> [Written problem] All the data should be repeated exactly. Any image in it is left out.

>> start Data shown

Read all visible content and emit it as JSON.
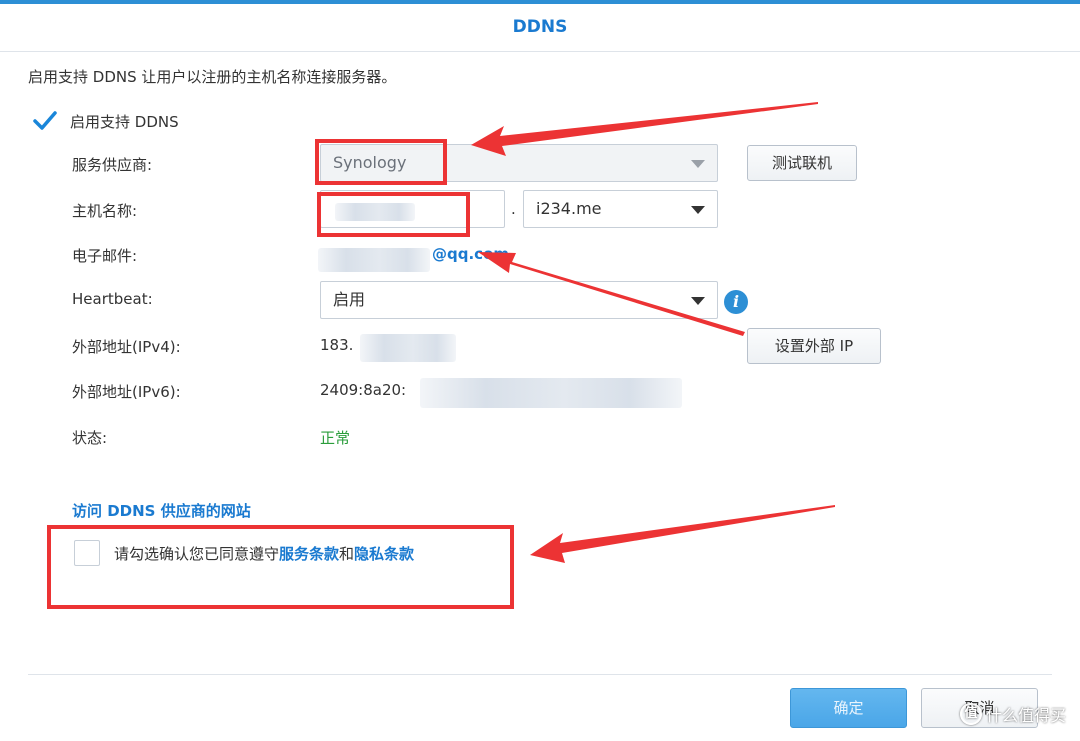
{
  "dialog": {
    "title": "DDNS"
  },
  "intro": "启用支持 DDNS 让用户以注册的主机名称连接服务器。",
  "enable": {
    "label": "启用支持 DDNS",
    "checked": true
  },
  "fields": {
    "provider": {
      "label": "服务供应商:",
      "value": "Synology"
    },
    "hostname": {
      "label": "主机名称:",
      "separator": ".",
      "domain": "i234.me"
    },
    "email": {
      "label": "电子邮件:",
      "suffix": "@qq.com"
    },
    "heartbeat": {
      "label": "Heartbeat:",
      "value": "启用"
    },
    "ipv4": {
      "label": "外部地址(IPv4):",
      "value_prefix": "183."
    },
    "ipv6": {
      "label": "外部地址(IPv6):",
      "value_prefix": "2409:8a20:"
    },
    "status": {
      "label": "状态:",
      "value": "正常"
    }
  },
  "buttons": {
    "test_connection": "测试联机",
    "set_external_ip": "设置外部 IP",
    "ok": "确定",
    "cancel": "取消"
  },
  "provider_site_link": "访问 DDNS 供应商的网站",
  "terms": {
    "prefix": "请勾选确认您已同意遵守",
    "service_terms": "服务条款",
    "and": "和",
    "privacy_terms": "隐私条款",
    "checked": false
  },
  "watermark": {
    "badge": "值",
    "text": "什么值得买"
  },
  "colors": {
    "accent": "#1a7ad0",
    "annotation": "#ec3334",
    "status_ok": "#2a9d3b",
    "primary_button": "#4aa6e8"
  }
}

>> end Data shown

> [Output below]
Read all visible content and emit it as JSON.
{
  "dialog": {
    "title": "DDNS"
  },
  "intro": "启用支持 DDNS 让用户以注册的主机名称连接服务器。",
  "enable": {
    "label": "启用支持 DDNS",
    "checked": true
  },
  "fields": {
    "provider": {
      "label": "服务供应商:",
      "value": "Synology"
    },
    "hostname": {
      "label": "主机名称:",
      "separator": ".",
      "domain": "i234.me"
    },
    "email": {
      "label": "电子邮件:",
      "suffix": "@qq.com"
    },
    "heartbeat": {
      "label": "Heartbeat:",
      "value": "启用"
    },
    "ipv4": {
      "label": "外部地址(IPv4):",
      "value_prefix": "183."
    },
    "ipv6": {
      "label": "外部地址(IPv6):",
      "value_prefix": "2409:8a20:"
    },
    "status": {
      "label": "状态:",
      "value": "正常"
    }
  },
  "buttons": {
    "test_connection": "测试联机",
    "set_external_ip": "设置外部 IP",
    "ok": "确定",
    "cancel": "取消"
  },
  "provider_site_link": "访问 DDNS 供应商的网站",
  "terms": {
    "prefix": "请勾选确认您已同意遵守",
    "service_terms": "服务条款",
    "and": "和",
    "privacy_terms": "隐私条款",
    "checked": false
  },
  "watermark": {
    "badge": "值",
    "text": "什么值得买"
  },
  "colors": {
    "accent": "#1a7ad0",
    "annotation": "#ec3334",
    "status_ok": "#2a9d3b",
    "primary_button": "#4aa6e8"
  }
}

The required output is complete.